_Problem requirements_
Each line of the material must be repeated precisely, with the pictures left out.

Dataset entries
** start **

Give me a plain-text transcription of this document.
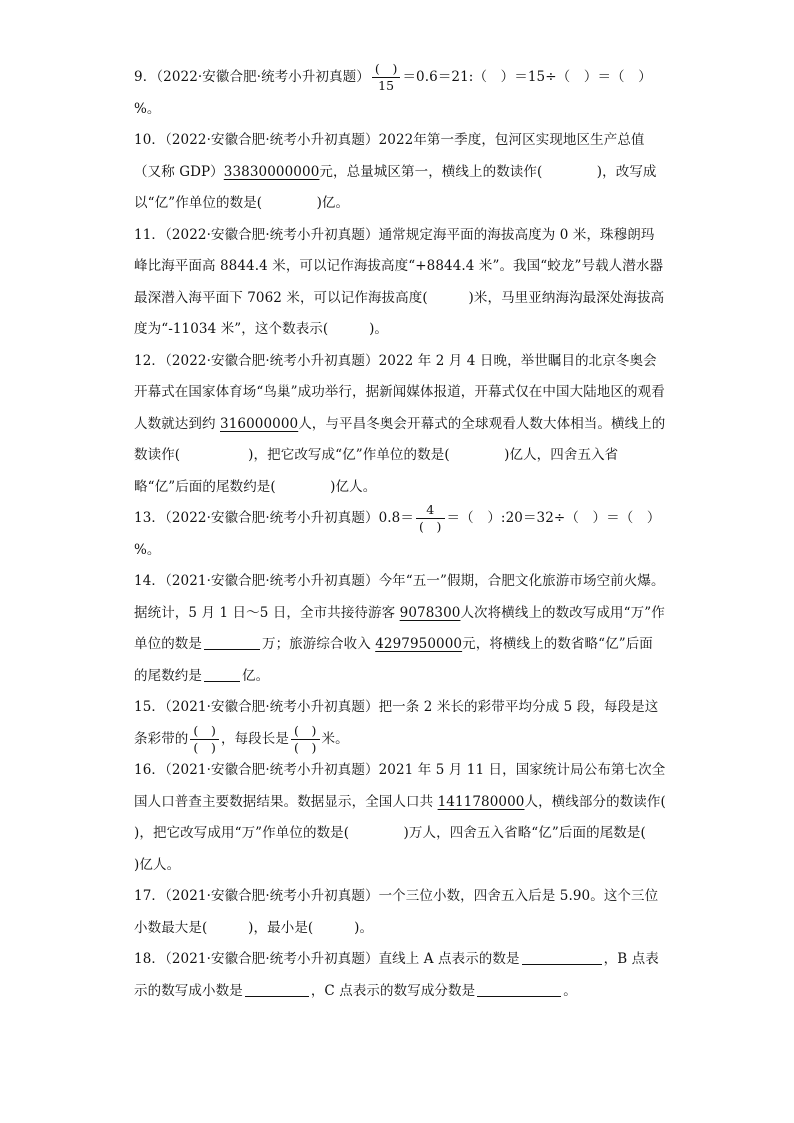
9．（2022·安徽合肥·统考小升初真题） $\frac{( )}{15}$ ＝0.6＝21:（　）＝15÷（　）＝（　）%。
10．（2022·安徽合肥·统考小升初真题）2022年第一季度，包河区实现地区生产总值（又称 GDP）33830000000元，总量城区第一，横线上的数读作(　　　　)，改写成以“亿”作单位的数是(　　　　)亿。
11．（2022·安徽合肥·统考小升初真题）通常规定海平面的海拔高度为 0 米，珠穆朗玛峰比海平面高 8844.4 米，可以记作海拔高度“+8844.4 米”。我国“蛟龙”号载人潜水器最深潜入海平面下 7062 米，可以记作海拔高度(　　　)米，马里亚纳海沟最深处海拔高度为“-11034 米”，这个数表示(　　　)。
12．（2022·安徽合肥·统考小升初真题）2022 年 2 月 4 日晚，举世瞩目的北京冬奥会开幕式在国家体育场“鸟巢”成功举行，据新闻媒体报道，开幕式仅在中国大陆地区的观看人数就达到约 316000000人，与平昌冬奥会开幕式的全球观看人数大体相当。横线上的数读作(　　　　　)，把它改写成“亿”作单位的数是(　　　　)亿人，四舍五入省略“亿”后面的尾数约是(　　　　)亿人。
13．（2022·安徽合肥·统考小升初真题）$0.8= \frac{4}{( )}$ ＝（　）:20＝32÷（　）＝（　）%。
14．（2021·安徽合肥·统考小升初真题）今年“五一”假期，合肥文化旅游市场空前火爆。据统计，5 月 1 日～5 日，全市共接待游客 9078300人次将横线上的数改写成用“万”作单位的数是	万；旅游综合收入 4297950000元，将横线上的数省略“亿”后面的尾数约是	亿。
15．（2021·安徽合肥·统考小升初真题）把一条 2 米长的彩带平均分成 5 段，每段是这条彩带的 $\frac{( )}{( )}$ ，每段长是 $\frac{( )}{( )}$ 米。
16．（2021·安徽合肥·统考小升初真题）2021 年 5 月 11 日，国家统计局公布第七次全国人口普查主要数据结果。数据显示，全国人口共 1411780000人，横线部分的数读作(　　　　)，把它改写成用“万”作单位的数是(　　　　)万人，四舍五入省略“亿”后面的尾数是(　　　　)亿人。
17．（2021·安徽合肥·统考小升初真题）一个三位小数，四舍五入后是 5.90。这个三位小数最大是(　　　)，最小是(　　　)。
18．（2021·安徽合肥·统考小升初真题）直线上 A 点表示的数是	，B 点表示的数写成小数是	，C 点表示的数写成分数是	。
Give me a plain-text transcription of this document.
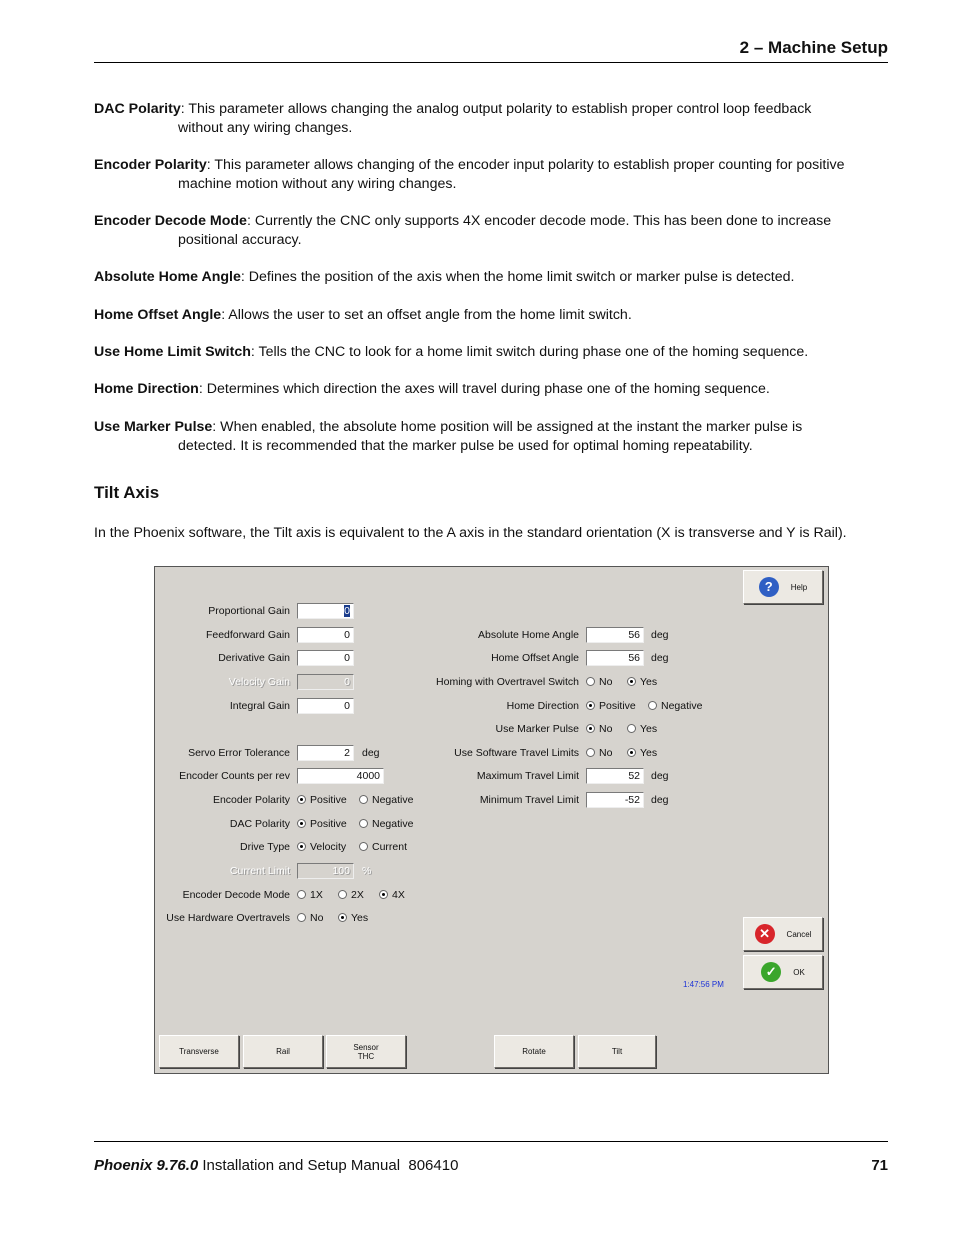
2 – Machine Setup
DAC Polarity: This parameter allows changing the analog output polarity to establish proper control loop feedback
without any wiring changes.
Encoder Polarity: This parameter allows changing of the encoder input polarity to establish proper counting for positive
machine motion without any wiring changes.
Encoder Decode Mode: Currently the CNC only supports 4X encoder decode mode. This has been done to increase
positional accuracy.
Absolute Home Angle: Defines the position of the axis when the home limit switch or marker pulse is detected.
Home Offset Angle: Allows the user to set an offset angle from the home limit switch.
Use Home Limit Switch: Tells the CNC to look for a home limit switch during phase one of the homing sequence.
Home Direction: Determines which direction the axes will travel during phase one of the homing sequence.
Use Marker Pulse: When enabled, the absolute home position will be assigned at the instant the marker pulse is
detected. It is recommended that the marker pulse be used for optimal homing repeatability.
Tilt Axis
In the Phoenix software, the Tilt axis is equivalent to the A axis in the standard orientation (X is transverse and Y is Rail).
Proportional Gain	0
Feedforward Gain	0
Derivative Gain	0
Velocity Gain	0
Integral Gain	0
Servo Error Tolerance	2	deg
Encoder Counts per rev	4000
Encoder Polarity	Positive	Negative
DAC Polarity	Positive	Negative
Drive Type	Velocity	Current
Current Limit	100	%
Encoder Decode Mode	1X	2X	4X
Use Hardware Overtravels	No	Yes
Absolute Home Angle	56	deg
Home Offset Angle	56	deg
Homing with Overtravel Switch	No	Yes
Home Direction	Positive	Negative
Use Marker Pulse	No	Yes
Use Software Travel Limits	No	Yes
Maximum Travel Limit	52	deg
Minimum Travel Limit	-52	deg
?	Help
✕	Cancel
✓	OK
1:47:56 PM
Transverse	Rail	Sensor THC	Rotate	Tilt
Phoenix 9.76.0 Installation and Setup Manual  806410	71
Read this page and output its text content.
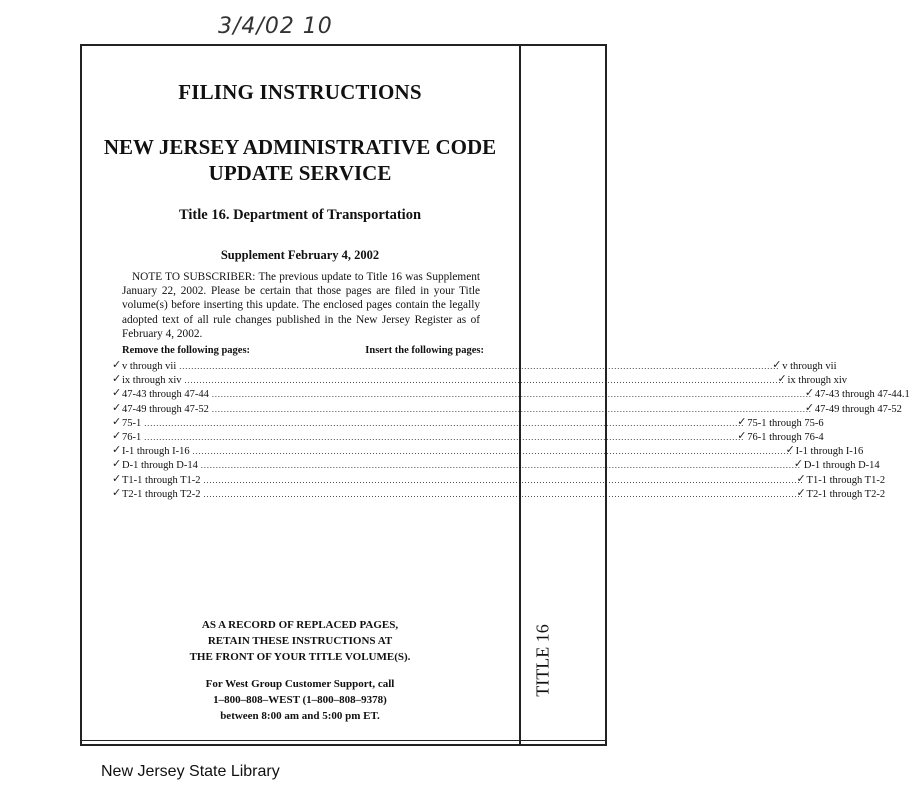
3/4/02 10
TITLE 16
FILING INSTRUCTIONS
NEW JERSEY ADMINISTRATIVE CODE
UPDATE SERVICE
Title 16. Department of Transportation
Supplement February 4, 2002
NOTE TO SUBSCRIBER: The previous update to Title 16 was Supplement January 22, 2002. Please be certain that those pages are filed in your Title volume(s) before inserting this update. The enclosed pages contain the legally adopted text of all rule changes published in the New Jersey Register as of February 4, 2002.
Remove the following pages:	Insert the following pages:
✓ v through vii ........................................................................................................................................................................................................ ✓ v through vii
✓ ix through xiv ........................................................................................................................................................................................................ ✓ ix through xiv
✓ 47-43 through 47-44 ........................................................................................................................................................................................................ ✓ 47-43 through 47-44.1
✓ 47-49 through 47-52 ........................................................................................................................................................................................................ ✓ 47-49 through 47-52
✓ 75-1 ........................................................................................................................................................................................................ ✓ 75-1 through 75-6
✓ 76-1 ........................................................................................................................................................................................................ ✓ 76-1 through 76-4
✓ I-1 through I-16 ........................................................................................................................................................................................................ ✓ I-1 through I-16
✓ D-1 through D-14 ........................................................................................................................................................................................................ ✓ D-1 through D-14
✓ T1-1 through T1-2 ........................................................................................................................................................................................................ ✓ T1-1 through T1-2
✓ T2-1 through T2-2 ........................................................................................................................................................................................................ ✓ T2-1 through T2-2
AS A RECORD OF REPLACED PAGES,
RETAIN THESE INSTRUCTIONS AT
THE FRONT OF YOUR TITLE VOLUME(S).
For West Group Customer Support, call
1–800–808–WEST (1–800–808–9378)
between 8:00 am and 5:00 pm ET.
New Jersey State Library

** end **

_Expected answer_
Give me a plain-text transcription of this document.
9．（2022·安徽合肥·统考小升初真题） $\frac{( )}{15}$ ＝0.6＝21:（　）＝15÷（　）＝（　）%。
10．（2022·安徽合肥·统考小升初真题）2022年第一季度，包河区实现地区生产总值（又称 GDP）33830000000元，总量城区第一，横线上的数读作(　　　　)，改写成以“亿”作单位的数是(　　　　)亿。
11．（2022·安徽合肥·统考小升初真题）通常规定海平面的海拔高度为 0 米，珠穆朗玛峰比海平面高 8844.4 米，可以记作海拔高度“+8844.4 米”。我国“蛟龙”号载人潜水器最深潜入海平面下 7062 米，可以记作海拔高度(　　　)米，马里亚纳海沟最深处海拔高度为“-11034 米”，这个数表示(　　　)。
12．（2022·安徽合肥·统考小升初真题）2022 年 2 月 4 日晚，举世瞩目的北京冬奥会开幕式在国家体育场“鸟巢”成功举行，据新闻媒体报道，开幕式仅在中国大陆地区的观看人数就达到约 316000000人，与平昌冬奥会开幕式的全球观看人数大体相当。横线上的数读作(　　　　　)，把它改写成“亿”作单位的数是(　　　　)亿人，四舍五入省略“亿”后面的尾数约是(　　　　)亿人。
13．（2022·安徽合肥·统考小升初真题）$0.8= \frac{4}{( )}$ ＝（　）:20＝32÷（　）＝（　）%。
14．（2021·安徽合肥·统考小升初真题）今年“五一”假期，合肥文化旅游市场空前火爆。据统计，5 月 1 日～5 日，全市共接待游客 9078300人次将横线上的数改写成用“万”作单位的数是	万；旅游综合收入 4297950000元，将横线上的数省略“亿”后面的尾数约是	亿。
15．（2021·安徽合肥·统考小升初真题）把一条 2 米长的彩带平均分成 5 段，每段是这条彩带的 $\frac{( )}{( )}$ ，每段长是 $\frac{( )}{( )}$ 米。
16．（2021·安徽合肥·统考小升初真题）2021 年 5 月 11 日，国家统计局公布第七次全国人口普查主要数据结果。数据显示，全国人口共 1411780000人，横线部分的数读作(　　　　)，把它改写成用“万”作单位的数是(　　　　)万人，四舍五入省略“亿”后面的尾数是(　　　　)亿人。
17．（2021·安徽合肥·统考小升初真题）一个三位小数，四舍五入后是 5.90。这个三位小数最大是(　　　)，最小是(　　　)。
18．（2021·安徽合肥·统考小升初真题）直线上 A 点表示的数是	，B 点表示的数写成小数是	，C 点表示的数写成分数是	。
Give me a plain-text transcription of this document.
2 – Machine Setup
DAC Polarity: This parameter allows changing the analog output polarity to establish proper control loop feedback
without any wiring changes.
Encoder Polarity: This parameter allows changing of the encoder input polarity to establish proper counting for positive
machine motion without any wiring changes.
Encoder Decode Mode: Currently the CNC only supports 4X encoder decode mode. This has been done to increase
positional accuracy.
Absolute Home Angle: Defines the position of the axis when the home limit switch or marker pulse is detected.
Home Offset Angle: Allows the user to set an offset angle from the home limit switch.
Use Home Limit Switch: Tells the CNC to look for a home limit switch during phase one of the homing sequence.
Home Direction: Determines which direction the axes will travel during phase one of the homing sequence.
Use Marker Pulse: When enabled, the absolute home position will be assigned at the instant the marker pulse is
detected. It is recommended that the marker pulse be used for optimal homing repeatability.
Tilt Axis
In the Phoenix software, the Tilt axis is equivalent to the A axis in the standard orientation (X is transverse and Y is Rail).
Proportional Gain	0
Feedforward Gain	0
Derivative Gain	0
Velocity Gain	0
Integral Gain	0
Servo Error Tolerance	2	deg
Encoder Counts per rev	4000
Encoder Polarity	Positive	Negative
DAC Polarity	Positive	Negative
Drive Type	Velocity	Current
Current Limit	100	%
Encoder Decode Mode	1X	2X	4X
Use Hardware Overtravels	No	Yes
Absolute Home Angle	56	deg
Home Offset Angle	56	deg
Homing with Overtravel Switch	No	Yes
Home Direction	Positive	Negative
Use Marker Pulse	No	Yes
Use Software Travel Limits	No	Yes
Maximum Travel Limit	52	deg
Minimum Travel Limit	-52	deg
?	Help
✕	Cancel
✓	OK
1:47:56 PM
Transverse	Rail	Sensor THC	Rotate	Tilt
Phoenix 9.76.0 Installation and Setup Manual  806410	71
Read this page and output its text content.
3/4/02 10
TITLE 16
FILING INSTRUCTIONS
NEW JERSEY ADMINISTRATIVE CODE
UPDATE SERVICE
Title 16. Department of Transportation
Supplement February 4, 2002
NOTE TO SUBSCRIBER: The previous update to Title 16 was Supplement January 22, 2002. Please be certain that those pages are filed in your Title volume(s) before inserting this update. The enclosed pages contain the legally adopted text of all rule changes published in the New Jersey Register as of February 4, 2002.
Remove the following pages:	Insert the following pages:
✓ v through vii ........................................................................................................................................................................................................ ✓ v through vii
✓ ix through xiv ........................................................................................................................................................................................................ ✓ ix through xiv
✓ 47-43 through 47-44 ........................................................................................................................................................................................................ ✓ 47-43 through 47-44.1
✓ 47-49 through 47-52 ........................................................................................................................................................................................................ ✓ 47-49 through 47-52
✓ 75-1 ........................................................................................................................................................................................................ ✓ 75-1 through 75-6
✓ 76-1 ........................................................................................................................................................................................................ ✓ 76-1 through 76-4
✓ I-1 through I-16 ........................................................................................................................................................................................................ ✓ I-1 through I-16
✓ D-1 through D-14 ........................................................................................................................................................................................................ ✓ D-1 through D-14
✓ T1-1 through T1-2 ........................................................................................................................................................................................................ ✓ T1-1 through T1-2
✓ T2-1 through T2-2 ........................................................................................................................................................................................................ ✓ T2-1 through T2-2
AS A RECORD OF REPLACED PAGES,
RETAIN THESE INSTRUCTIONS AT
THE FRONT OF YOUR TITLE VOLUME(S).
For West Group Customer Support, call
1–800–808–WEST (1–800–808–9378)
between 8:00 am and 5:00 pm ET.
New Jersey State Library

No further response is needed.